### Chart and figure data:
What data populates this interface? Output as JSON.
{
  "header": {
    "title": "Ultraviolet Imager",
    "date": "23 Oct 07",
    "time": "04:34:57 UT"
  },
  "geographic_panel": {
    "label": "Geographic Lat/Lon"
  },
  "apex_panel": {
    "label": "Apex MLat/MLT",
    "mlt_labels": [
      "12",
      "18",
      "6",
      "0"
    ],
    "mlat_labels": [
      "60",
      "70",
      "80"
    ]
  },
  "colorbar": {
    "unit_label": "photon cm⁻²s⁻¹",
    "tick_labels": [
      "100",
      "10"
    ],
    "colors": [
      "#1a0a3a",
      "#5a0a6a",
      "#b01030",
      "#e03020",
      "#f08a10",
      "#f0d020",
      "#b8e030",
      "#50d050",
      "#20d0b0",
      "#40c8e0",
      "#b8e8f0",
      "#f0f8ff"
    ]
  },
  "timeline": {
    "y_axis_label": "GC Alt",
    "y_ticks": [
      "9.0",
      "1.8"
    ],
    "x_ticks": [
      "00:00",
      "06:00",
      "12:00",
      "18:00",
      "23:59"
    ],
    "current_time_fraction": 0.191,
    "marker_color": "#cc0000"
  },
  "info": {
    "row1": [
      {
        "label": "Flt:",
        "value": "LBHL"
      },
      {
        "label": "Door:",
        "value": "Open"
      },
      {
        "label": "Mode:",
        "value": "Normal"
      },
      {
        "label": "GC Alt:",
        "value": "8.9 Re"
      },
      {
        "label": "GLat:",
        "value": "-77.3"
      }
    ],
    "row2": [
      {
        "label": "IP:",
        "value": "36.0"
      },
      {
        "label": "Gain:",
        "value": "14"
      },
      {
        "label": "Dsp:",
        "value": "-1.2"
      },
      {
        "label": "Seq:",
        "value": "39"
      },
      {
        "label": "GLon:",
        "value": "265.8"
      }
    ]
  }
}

### SHORT EXERCISE:
Would you restate each of the entries word for word?

### OUTPUT OF THE EXERCISE:
What data populates this interface? Output as JSON.
{
  "header": {
    "title": "Ultraviolet Imager",
    "date": "23 Oct 07",
    "time": "04:34:57 UT"
  },
  "geographic_panel": {
    "label": "Geographic Lat/Lon"
  },
  "apex_panel": {
    "label": "Apex MLat/MLT",
    "mlt_labels": [
      "12",
      "18",
      "6",
      "0"
    ],
    "mlat_labels": [
      "60",
      "70",
      "80"
    ]
  },
  "colorbar": {
    "unit_label": "photon cm⁻²s⁻¹",
    "tick_labels": [
      "100",
      "10"
    ],
    "colors": [
      "#1a0a3a",
      "#5a0a6a",
      "#b01030",
      "#e03020",
      "#f08a10",
      "#f0d020",
      "#b8e030",
      "#50d050",
      "#20d0b0",
      "#40c8e0",
      "#b8e8f0",
      "#f0f8ff"
    ]
  },
  "timeline": {
    "y_axis_label": "GC Alt",
    "y_ticks": [
      "9.0",
      "1.8"
    ],
    "x_ticks": [
      "00:00",
      "06:00",
      "12:00",
      "18:00",
      "23:59"
    ],
    "current_time_fraction": 0.191,
    "marker_color": "#cc0000"
  },
  "info": {
    "row1": [
      {
        "label": "Flt:",
        "value": "LBHL"
      },
      {
        "label": "Door:",
        "value": "Open"
      },
      {
        "label": "Mode:",
        "value": "Normal"
      },
      {
        "label": "GC Alt:",
        "value": "8.9 Re"
      },
      {
        "label": "GLat:",
        "value": "-77.3"
      }
    ],
    "row2": [
      {
        "label": "IP:",
        "value": "36.0"
      },
      {
        "label": "Gain:",
        "value": "14"
      },
      {
        "label": "Dsp:",
        "value": "-1.2"
      },
      {
        "label": "Seq:",
        "value": "39"
      },
      {
        "label": "GLon:",
        "value": "265.8"
      }
    ]
  }
}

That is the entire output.